GIVEN TASK — Work through the data line by line, gathering every line that has the word "JSON".

INFORMATION GIVEN —
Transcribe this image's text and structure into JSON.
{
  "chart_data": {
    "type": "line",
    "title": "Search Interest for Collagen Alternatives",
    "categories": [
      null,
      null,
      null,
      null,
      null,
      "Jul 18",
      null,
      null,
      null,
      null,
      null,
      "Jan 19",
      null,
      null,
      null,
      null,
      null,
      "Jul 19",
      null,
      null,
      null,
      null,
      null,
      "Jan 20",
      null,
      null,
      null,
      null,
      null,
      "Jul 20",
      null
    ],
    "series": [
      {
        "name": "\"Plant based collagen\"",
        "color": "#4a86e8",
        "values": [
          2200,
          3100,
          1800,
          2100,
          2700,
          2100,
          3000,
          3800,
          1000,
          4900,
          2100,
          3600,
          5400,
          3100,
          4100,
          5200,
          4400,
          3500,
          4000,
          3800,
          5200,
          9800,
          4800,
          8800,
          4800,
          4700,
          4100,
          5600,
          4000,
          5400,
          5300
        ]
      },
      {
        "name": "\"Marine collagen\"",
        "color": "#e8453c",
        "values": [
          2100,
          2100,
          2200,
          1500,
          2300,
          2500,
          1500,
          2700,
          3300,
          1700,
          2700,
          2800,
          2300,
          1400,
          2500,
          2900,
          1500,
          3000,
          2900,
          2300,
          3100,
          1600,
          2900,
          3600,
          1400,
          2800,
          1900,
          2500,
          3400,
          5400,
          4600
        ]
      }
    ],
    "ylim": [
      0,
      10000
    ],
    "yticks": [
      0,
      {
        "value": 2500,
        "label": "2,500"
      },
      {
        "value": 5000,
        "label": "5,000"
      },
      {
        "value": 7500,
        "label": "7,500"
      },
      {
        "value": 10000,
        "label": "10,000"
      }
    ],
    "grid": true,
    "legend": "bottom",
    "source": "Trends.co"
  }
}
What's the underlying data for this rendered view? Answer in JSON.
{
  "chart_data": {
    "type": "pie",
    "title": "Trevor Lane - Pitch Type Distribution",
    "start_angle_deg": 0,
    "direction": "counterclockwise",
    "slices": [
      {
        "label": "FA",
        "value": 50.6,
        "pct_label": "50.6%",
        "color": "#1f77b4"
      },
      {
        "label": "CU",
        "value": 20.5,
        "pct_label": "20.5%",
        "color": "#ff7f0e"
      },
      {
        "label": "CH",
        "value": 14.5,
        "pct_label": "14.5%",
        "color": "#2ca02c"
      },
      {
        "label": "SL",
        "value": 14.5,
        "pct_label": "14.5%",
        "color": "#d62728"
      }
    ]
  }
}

TASK OUTPUT —
Transcribe this image's text and structure into JSON.
What's the underlying data for this rendered view? Answer in JSON.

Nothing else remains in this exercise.